How many of the lines below have the word "What" in them? The answer is that number and nothing more.

*Available data:*
·····
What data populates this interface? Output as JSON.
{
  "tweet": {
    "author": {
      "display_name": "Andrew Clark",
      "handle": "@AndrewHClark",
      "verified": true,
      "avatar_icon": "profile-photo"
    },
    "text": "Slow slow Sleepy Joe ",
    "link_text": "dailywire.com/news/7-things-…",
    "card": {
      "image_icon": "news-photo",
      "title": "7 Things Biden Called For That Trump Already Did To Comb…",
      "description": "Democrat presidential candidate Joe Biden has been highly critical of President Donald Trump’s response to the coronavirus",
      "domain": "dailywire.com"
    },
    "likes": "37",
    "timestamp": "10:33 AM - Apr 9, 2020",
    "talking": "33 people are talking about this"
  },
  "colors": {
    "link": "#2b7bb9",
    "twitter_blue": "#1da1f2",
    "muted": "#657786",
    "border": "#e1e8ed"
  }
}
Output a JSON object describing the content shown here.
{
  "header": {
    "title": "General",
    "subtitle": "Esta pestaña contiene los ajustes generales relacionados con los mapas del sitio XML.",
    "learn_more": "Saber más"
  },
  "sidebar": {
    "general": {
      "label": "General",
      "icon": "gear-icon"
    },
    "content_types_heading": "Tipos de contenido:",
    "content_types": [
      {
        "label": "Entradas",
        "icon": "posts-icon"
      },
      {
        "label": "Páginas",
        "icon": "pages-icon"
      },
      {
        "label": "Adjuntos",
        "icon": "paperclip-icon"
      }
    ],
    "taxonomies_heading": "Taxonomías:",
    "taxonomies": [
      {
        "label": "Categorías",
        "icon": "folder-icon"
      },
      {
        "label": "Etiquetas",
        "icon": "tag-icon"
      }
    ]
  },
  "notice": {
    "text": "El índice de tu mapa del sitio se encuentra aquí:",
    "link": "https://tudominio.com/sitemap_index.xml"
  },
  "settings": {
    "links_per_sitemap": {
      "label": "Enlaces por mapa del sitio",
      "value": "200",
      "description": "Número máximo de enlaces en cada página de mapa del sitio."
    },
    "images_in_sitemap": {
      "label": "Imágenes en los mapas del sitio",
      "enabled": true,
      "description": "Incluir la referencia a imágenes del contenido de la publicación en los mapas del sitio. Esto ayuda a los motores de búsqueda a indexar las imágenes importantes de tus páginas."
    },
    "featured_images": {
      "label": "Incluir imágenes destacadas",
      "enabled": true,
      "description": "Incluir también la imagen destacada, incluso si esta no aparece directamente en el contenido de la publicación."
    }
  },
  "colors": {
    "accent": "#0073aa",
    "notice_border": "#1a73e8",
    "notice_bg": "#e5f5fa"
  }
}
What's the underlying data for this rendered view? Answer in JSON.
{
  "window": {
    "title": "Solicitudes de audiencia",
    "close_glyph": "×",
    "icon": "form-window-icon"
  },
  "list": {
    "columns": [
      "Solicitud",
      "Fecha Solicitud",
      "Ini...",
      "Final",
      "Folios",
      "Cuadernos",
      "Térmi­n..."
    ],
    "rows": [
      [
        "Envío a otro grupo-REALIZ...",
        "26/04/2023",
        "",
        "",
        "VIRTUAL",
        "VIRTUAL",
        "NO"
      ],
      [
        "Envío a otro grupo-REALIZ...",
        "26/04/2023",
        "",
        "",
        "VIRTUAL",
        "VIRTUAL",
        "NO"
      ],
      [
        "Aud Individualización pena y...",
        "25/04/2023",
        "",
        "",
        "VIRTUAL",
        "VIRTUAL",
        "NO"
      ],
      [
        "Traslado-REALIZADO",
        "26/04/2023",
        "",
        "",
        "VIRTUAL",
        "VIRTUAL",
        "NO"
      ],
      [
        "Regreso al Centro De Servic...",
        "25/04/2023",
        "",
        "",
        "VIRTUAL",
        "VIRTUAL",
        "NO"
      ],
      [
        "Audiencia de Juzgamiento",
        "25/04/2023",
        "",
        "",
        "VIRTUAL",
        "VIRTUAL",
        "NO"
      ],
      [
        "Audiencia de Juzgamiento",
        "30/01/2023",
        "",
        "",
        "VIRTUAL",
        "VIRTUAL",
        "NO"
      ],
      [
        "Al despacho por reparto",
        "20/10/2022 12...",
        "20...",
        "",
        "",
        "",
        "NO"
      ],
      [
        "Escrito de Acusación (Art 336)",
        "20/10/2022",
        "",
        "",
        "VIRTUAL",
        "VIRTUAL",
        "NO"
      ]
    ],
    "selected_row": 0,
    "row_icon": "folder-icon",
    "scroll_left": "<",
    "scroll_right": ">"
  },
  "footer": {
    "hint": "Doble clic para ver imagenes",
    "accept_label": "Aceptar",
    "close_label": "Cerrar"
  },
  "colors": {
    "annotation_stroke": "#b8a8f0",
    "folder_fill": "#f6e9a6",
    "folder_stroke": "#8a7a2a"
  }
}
·····
*Output for this exercise:*
2